[start of Page]
Why Shares of CYS Investments and Hatteras Financial Are Up 28% in 2014

Dividend giants Hatteras Financial and CYS Investments have had a monster 2014; creating a total return that's smoked the S&P 500 by more than 20%. 

CYS Year to Date Total Returns Chart

While the two companies' strong run so far in 2014 is certainly nice for current shareholders, the real questions are: How'd they manage it and is it too late to join the party?

Why such great returns?
The worst thing that can happen to mREITs is a sudden spike in mortgage rates, and that's exactly what happened around April 2013. This is because interest rates and mortgage security prices have a directly inverse relationship. So, as rates rise, it effectively lowers the value of currently held securities as those assets "reprice" to fit the current yield environment. Ultimately, it leads to lower book value, tighter earnings, and beaten down stock prices. 

But so far this year, the bond market's been not only much less volatile, but interest rates have actually trended downward -- both of which create nice tailwinds. 

Prepayment rates have also been historically low. Hatteras' chief operating officer, Benjamin Hough, said it best: "The lower and steadier prepayment rates being more predictable cash flows, and therefore more efficient reinvestment and better hedging results." 

Hedging is used to create more consistent borrowing costs. But the key is to match the duration of assets with the duration of derivatives (hedges). It can get a bit tricky, but getting the timing right can help to avoid paying higher borrowing costs. Though, with prepayments well in hand, this process becomes more manageable. 

Ultimately, some nice environmental tailwinds -- along with, perhaps, some market overreaction to events in 2013 -- helped to aid the strong run for both companies. Which is probably most evident considering an investor could have taken less risk holding a couple of the most popular mREITs and would've still earned a 18% plus total return over the last six months .
[end of Page]
▶ **Exercise**: Resume the article on why CYS Investments and Hatteras Financial shares rose in 2014, starting right after its last sentence.
[start of Material supplied]
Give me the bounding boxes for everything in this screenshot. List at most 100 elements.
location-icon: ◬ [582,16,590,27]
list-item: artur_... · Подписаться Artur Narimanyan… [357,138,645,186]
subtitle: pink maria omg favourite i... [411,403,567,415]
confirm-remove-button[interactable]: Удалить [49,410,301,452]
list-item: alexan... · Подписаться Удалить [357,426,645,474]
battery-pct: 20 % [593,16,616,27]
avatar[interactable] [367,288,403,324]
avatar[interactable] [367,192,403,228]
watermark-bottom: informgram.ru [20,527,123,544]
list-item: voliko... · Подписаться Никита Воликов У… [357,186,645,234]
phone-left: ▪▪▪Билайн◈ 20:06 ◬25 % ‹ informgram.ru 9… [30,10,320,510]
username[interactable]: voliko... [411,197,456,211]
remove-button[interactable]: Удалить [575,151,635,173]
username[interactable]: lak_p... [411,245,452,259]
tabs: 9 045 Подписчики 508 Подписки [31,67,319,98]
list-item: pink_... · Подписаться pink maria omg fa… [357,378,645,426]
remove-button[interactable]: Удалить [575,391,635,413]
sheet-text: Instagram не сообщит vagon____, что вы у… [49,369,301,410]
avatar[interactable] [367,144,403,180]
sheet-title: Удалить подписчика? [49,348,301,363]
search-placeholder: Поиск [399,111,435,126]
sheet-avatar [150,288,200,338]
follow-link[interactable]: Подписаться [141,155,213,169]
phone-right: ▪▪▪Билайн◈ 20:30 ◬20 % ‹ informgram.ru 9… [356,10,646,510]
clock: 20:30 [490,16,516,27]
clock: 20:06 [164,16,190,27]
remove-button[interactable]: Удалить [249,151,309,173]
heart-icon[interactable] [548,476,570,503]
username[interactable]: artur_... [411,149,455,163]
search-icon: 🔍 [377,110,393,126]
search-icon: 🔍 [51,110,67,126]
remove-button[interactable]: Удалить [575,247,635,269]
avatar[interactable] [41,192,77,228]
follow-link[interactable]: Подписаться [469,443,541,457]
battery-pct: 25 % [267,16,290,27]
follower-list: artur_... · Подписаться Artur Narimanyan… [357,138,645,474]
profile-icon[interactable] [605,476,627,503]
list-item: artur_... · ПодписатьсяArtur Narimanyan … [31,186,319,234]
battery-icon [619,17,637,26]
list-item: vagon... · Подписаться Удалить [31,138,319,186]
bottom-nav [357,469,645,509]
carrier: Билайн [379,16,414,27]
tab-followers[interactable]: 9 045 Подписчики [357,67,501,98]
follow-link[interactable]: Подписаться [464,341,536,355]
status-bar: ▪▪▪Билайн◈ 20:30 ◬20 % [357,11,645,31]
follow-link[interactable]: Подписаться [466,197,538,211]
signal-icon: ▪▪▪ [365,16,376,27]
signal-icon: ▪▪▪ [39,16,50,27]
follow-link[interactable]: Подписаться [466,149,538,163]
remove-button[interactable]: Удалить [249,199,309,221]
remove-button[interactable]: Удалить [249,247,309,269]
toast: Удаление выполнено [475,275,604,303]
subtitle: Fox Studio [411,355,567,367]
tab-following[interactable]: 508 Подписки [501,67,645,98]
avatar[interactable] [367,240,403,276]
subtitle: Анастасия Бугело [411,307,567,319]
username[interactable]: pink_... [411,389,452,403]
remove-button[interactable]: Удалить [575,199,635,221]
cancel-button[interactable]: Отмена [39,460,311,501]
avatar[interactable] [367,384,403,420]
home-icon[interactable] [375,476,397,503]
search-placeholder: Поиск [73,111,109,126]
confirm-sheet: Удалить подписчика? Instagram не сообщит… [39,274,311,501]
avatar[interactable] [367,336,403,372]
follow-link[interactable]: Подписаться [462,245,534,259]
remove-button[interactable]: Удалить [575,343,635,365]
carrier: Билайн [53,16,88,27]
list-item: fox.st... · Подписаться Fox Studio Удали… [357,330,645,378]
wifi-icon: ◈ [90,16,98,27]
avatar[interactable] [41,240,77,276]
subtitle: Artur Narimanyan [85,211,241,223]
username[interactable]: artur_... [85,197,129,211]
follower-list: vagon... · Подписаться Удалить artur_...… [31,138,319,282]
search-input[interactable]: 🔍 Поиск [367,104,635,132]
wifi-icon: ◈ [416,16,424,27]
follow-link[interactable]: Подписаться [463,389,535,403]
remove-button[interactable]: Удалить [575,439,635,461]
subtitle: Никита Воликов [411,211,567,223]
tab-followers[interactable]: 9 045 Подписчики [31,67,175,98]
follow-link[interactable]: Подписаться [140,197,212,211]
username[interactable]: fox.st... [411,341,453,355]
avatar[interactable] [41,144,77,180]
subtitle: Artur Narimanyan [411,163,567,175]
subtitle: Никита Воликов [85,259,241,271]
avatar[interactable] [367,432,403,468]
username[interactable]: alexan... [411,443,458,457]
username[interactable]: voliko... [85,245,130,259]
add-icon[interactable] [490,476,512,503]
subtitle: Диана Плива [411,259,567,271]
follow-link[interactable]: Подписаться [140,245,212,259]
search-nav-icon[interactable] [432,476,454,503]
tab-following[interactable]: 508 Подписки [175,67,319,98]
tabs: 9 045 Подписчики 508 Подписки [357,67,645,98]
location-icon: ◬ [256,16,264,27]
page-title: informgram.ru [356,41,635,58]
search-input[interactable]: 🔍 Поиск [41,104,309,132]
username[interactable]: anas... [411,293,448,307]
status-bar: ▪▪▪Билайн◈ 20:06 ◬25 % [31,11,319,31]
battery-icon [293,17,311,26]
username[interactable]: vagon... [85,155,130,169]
[end of Material supplied]
▶ **Reply to the exercise**:
2014 outlook 
Both CYS and Hatteras use leverage (debt-to-equity) to magnify returns. The more borrowing they do the greater potential returns and losses. So, considering both companies reduced their leverage from the 7.5x range in the first quarter of 2013 to 6.3x as of the most recent quarter that could stifle returns. 

Though, as CYS Investments' CEO Kevin Grant suggested in the company's first quarter conference call, "Looking forward ... with the [Federal Reserve] continuing to taper their asset purchases, we anticipate Agency mortgage-backed securities prices to cheapen later in the year and we're preparing... to take advantage." In other words, they hope to borrow more, increase leverage, and acquire assets.

Hatteras, on the other hand, mainly invests in adjustable-rate mortgages (ARMs). Considering the Federal Reserve's purchases have been in 30-year fixed-rate securities, CYS's strategy isn't likely to work for Hatteras. 

On the prepayment front, Benjamin Hough noted that there was potentially some seasonality to lower prepayment rates and we'll likely see those rise moderately as the year progresses.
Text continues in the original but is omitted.